# PROBLEM:
Repeat each record exactly as written, and drop any images.

--- Start DATA EXTRACT ---

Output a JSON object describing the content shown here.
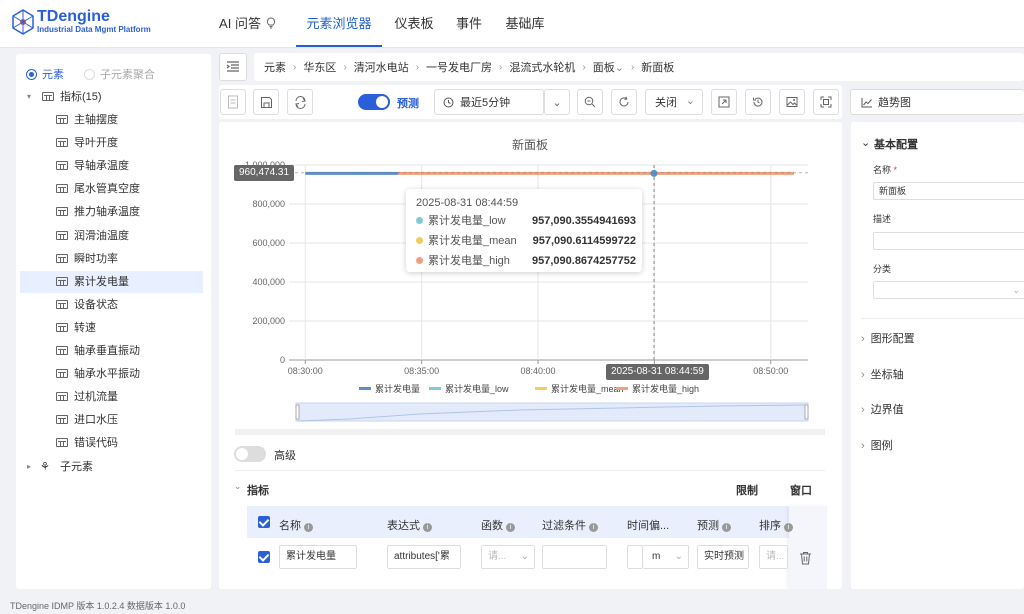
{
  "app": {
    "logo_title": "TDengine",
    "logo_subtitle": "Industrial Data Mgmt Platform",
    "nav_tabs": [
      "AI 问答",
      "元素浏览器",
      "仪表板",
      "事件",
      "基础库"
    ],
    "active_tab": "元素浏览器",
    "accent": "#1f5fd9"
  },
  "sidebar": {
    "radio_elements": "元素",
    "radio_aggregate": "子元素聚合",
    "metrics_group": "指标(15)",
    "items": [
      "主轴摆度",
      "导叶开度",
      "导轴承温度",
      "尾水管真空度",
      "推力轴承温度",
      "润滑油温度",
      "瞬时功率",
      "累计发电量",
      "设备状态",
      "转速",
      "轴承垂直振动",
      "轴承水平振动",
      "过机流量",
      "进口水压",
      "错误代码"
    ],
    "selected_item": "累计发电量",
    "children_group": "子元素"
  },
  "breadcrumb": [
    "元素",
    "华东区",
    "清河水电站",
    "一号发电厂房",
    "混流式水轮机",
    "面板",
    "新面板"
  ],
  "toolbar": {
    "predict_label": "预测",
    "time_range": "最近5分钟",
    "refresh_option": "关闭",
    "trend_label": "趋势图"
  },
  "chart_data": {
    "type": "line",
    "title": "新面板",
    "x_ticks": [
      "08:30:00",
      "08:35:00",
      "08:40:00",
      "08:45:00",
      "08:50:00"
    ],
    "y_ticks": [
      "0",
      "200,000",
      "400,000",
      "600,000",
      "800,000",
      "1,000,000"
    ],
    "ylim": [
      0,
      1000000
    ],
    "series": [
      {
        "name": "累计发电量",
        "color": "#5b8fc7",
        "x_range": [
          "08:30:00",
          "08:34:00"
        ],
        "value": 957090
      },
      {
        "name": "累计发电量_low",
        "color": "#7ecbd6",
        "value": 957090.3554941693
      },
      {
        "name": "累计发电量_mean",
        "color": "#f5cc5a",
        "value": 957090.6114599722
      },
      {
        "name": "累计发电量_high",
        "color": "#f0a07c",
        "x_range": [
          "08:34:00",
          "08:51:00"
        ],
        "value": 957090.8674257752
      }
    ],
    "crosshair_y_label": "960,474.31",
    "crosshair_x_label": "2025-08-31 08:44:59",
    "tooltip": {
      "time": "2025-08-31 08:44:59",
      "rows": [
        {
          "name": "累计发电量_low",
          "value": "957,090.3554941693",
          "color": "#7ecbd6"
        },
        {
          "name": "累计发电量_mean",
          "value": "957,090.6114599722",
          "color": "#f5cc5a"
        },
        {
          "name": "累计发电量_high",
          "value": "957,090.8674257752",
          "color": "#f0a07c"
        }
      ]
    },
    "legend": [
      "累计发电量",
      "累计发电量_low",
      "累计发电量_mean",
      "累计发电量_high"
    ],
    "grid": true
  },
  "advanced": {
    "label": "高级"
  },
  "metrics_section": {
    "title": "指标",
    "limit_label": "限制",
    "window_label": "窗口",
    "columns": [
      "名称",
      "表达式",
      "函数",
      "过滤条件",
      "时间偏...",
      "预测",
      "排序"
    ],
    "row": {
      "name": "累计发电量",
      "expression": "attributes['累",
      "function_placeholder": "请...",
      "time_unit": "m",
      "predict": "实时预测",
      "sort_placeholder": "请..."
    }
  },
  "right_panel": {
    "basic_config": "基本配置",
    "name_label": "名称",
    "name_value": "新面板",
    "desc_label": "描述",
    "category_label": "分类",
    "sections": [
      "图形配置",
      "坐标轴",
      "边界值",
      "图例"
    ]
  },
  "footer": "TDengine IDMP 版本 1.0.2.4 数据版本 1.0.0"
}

--- End DATA EXTRACT ---

# OUTPUT BELOW:
Output a JSON object describing the content shown here.
{
  "app": {
    "logo_title": "TDengine",
    "logo_subtitle": "Industrial Data Mgmt Platform",
    "nav_tabs": [
      "AI 问答",
      "元素浏览器",
      "仪表板",
      "事件",
      "基础库"
    ],
    "active_tab": "元素浏览器",
    "accent": "#1f5fd9"
  },
  "sidebar": {
    "radio_elements": "元素",
    "radio_aggregate": "子元素聚合",
    "metrics_group": "指标(15)",
    "items": [
      "主轴摆度",
      "导叶开度",
      "导轴承温度",
      "尾水管真空度",
      "推力轴承温度",
      "润滑油温度",
      "瞬时功率",
      "累计发电量",
      "设备状态",
      "转速",
      "轴承垂直振动",
      "轴承水平振动",
      "过机流量",
      "进口水压",
      "错误代码"
    ],
    "selected_item": "累计发电量",
    "children_group": "子元素"
  },
  "breadcrumb": [
    "元素",
    "华东区",
    "清河水电站",
    "一号发电厂房",
    "混流式水轮机",
    "面板",
    "新面板"
  ],
  "toolbar": {
    "predict_label": "预测",
    "time_range": "最近5分钟",
    "refresh_option": "关闭",
    "trend_label": "趋势图"
  },
  "chart_data": {
    "type": "line",
    "title": "新面板",
    "x_ticks": [
      "08:30:00",
      "08:35:00",
      "08:40:00",
      "08:45:00",
      "08:50:00"
    ],
    "y_ticks": [
      "0",
      "200,000",
      "400,000",
      "600,000",
      "800,000",
      "1,000,000"
    ],
    "ylim": [
      0,
      1000000
    ],
    "series": [
      {
        "name": "累计发电量",
        "color": "#5b8fc7",
        "x_range": [
          "08:30:00",
          "08:34:00"
        ],
        "value": 957090
      },
      {
        "name": "累计发电量_low",
        "color": "#7ecbd6",
        "value": 957090.3554941693
      },
      {
        "name": "累计发电量_mean",
        "color": "#f5cc5a",
        "value": 957090.6114599722
      },
      {
        "name": "累计发电量_high",
        "color": "#f0a07c",
        "x_range": [
          "08:34:00",
          "08:51:00"
        ],
        "value": 957090.8674257752
      }
    ],
    "crosshair_y_label": "960,474.31",
    "crosshair_x_label": "2025-08-31 08:44:59",
    "tooltip": {
      "time": "2025-08-31 08:44:59",
      "rows": [
        {
          "name": "累计发电量_low",
          "value": "957,090.3554941693",
          "color": "#7ecbd6"
        },
        {
          "name": "累计发电量_mean",
          "value": "957,090.6114599722",
          "color": "#f5cc5a"
        },
        {
          "name": "累计发电量_high",
          "value": "957,090.8674257752",
          "color": "#f0a07c"
        }
      ]
    },
    "legend": [
      "累计发电量",
      "累计发电量_low",
      "累计发电量_mean",
      "累计发电量_high"
    ],
    "grid": true
  },
  "advanced": {
    "label": "高级"
  },
  "metrics_section": {
    "title": "指标",
    "limit_label": "限制",
    "window_label": "窗口",
    "columns": [
      "名称",
      "表达式",
      "函数",
      "过滤条件",
      "时间偏...",
      "预测",
      "排序"
    ],
    "row": {
      "name": "累计发电量",
      "expression": "attributes['累",
      "function_placeholder": "请...",
      "time_unit": "m",
      "predict": "实时预测",
      "sort_placeholder": "请..."
    }
  },
  "right_panel": {
    "basic_config": "基本配置",
    "name_label": "名称",
    "name_value": "新面板",
    "desc_label": "描述",
    "category_label": "分类",
    "sections": [
      "图形配置",
      "坐标轴",
      "边界值",
      "图例"
    ]
  },
  "footer": "TDengine IDMP 版本 1.0.2.4 数据版本 1.0.0"
}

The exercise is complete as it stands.